Task objective: Check the listing below for lines with the word "soups" and say how many there are, with nothing but the number.

Extracted entries:
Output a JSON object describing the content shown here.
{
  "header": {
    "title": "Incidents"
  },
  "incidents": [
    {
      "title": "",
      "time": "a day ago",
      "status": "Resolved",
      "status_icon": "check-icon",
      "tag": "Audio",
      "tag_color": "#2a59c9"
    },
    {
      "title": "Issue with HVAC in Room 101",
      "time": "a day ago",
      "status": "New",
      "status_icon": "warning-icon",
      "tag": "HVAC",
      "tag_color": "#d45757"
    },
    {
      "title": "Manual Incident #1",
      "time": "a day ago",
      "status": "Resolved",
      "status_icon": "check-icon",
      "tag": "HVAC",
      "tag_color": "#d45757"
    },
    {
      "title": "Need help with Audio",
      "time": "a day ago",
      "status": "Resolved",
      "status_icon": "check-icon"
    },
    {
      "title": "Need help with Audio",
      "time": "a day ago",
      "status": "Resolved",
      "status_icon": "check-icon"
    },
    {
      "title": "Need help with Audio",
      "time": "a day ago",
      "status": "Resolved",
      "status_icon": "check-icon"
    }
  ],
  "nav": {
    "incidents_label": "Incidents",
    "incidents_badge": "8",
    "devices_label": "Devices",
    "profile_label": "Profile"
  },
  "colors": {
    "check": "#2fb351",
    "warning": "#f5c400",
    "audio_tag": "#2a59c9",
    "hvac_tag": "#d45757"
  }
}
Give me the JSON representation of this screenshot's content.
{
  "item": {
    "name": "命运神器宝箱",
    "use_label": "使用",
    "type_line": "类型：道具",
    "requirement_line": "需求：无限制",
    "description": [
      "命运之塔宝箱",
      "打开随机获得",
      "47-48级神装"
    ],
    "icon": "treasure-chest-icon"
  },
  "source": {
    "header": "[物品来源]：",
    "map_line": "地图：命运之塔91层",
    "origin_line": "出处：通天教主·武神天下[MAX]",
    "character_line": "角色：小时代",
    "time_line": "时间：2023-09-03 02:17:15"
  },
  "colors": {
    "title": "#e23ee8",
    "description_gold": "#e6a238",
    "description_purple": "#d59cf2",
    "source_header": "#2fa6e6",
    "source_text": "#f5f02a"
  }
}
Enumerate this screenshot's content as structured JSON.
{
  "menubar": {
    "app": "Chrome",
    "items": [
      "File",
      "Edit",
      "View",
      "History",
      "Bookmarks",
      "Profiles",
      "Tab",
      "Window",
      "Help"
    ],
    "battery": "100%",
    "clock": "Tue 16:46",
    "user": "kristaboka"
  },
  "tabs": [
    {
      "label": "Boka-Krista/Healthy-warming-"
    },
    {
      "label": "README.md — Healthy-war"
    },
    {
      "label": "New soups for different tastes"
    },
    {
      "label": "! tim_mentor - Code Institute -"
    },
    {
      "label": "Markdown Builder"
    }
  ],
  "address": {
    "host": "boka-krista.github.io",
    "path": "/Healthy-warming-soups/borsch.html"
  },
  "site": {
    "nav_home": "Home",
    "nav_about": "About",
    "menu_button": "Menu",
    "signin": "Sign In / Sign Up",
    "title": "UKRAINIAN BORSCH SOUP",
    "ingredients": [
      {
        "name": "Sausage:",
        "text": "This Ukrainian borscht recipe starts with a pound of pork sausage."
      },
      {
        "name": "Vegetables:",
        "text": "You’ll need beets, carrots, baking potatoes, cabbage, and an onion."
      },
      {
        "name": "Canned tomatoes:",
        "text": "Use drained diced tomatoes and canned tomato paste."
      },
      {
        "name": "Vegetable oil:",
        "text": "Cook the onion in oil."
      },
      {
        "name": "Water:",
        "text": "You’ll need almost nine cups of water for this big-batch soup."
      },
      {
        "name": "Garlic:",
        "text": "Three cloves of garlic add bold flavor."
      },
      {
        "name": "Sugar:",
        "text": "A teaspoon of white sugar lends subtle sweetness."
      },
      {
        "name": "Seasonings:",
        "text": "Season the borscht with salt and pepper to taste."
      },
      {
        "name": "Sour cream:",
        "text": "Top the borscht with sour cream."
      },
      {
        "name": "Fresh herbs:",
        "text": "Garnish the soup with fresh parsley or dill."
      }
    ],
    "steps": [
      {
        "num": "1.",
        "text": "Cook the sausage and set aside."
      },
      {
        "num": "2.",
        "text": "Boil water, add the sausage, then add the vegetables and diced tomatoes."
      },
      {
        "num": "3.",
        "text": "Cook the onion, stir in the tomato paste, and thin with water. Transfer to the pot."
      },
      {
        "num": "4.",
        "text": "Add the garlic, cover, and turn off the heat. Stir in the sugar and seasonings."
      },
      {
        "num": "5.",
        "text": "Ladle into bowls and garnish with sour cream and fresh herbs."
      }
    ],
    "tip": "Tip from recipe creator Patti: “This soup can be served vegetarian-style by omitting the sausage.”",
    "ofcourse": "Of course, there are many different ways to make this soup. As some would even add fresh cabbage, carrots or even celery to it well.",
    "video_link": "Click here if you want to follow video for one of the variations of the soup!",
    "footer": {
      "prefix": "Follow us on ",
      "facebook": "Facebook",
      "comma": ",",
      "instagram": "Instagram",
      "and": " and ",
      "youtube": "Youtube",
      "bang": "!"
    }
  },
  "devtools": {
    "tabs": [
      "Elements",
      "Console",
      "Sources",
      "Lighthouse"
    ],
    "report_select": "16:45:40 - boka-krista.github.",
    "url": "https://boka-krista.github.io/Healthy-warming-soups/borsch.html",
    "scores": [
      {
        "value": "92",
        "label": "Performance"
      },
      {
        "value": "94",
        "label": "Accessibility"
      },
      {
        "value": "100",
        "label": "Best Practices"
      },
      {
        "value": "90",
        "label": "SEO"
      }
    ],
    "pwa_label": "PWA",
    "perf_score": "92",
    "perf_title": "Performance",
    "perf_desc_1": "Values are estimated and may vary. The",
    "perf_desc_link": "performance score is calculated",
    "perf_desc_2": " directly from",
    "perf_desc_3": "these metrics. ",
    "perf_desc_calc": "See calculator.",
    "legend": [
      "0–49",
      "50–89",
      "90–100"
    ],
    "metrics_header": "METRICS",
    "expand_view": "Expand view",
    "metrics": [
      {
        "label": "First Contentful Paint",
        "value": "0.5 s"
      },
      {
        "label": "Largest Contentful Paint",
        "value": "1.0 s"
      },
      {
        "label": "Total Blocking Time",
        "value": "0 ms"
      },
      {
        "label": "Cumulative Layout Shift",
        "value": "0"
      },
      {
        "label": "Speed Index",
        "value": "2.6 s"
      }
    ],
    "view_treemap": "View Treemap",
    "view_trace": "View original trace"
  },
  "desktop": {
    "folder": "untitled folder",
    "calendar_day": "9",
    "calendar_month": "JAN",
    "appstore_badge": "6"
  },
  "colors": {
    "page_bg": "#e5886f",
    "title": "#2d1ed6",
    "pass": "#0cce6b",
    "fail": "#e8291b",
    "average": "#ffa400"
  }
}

Completed exercise: 3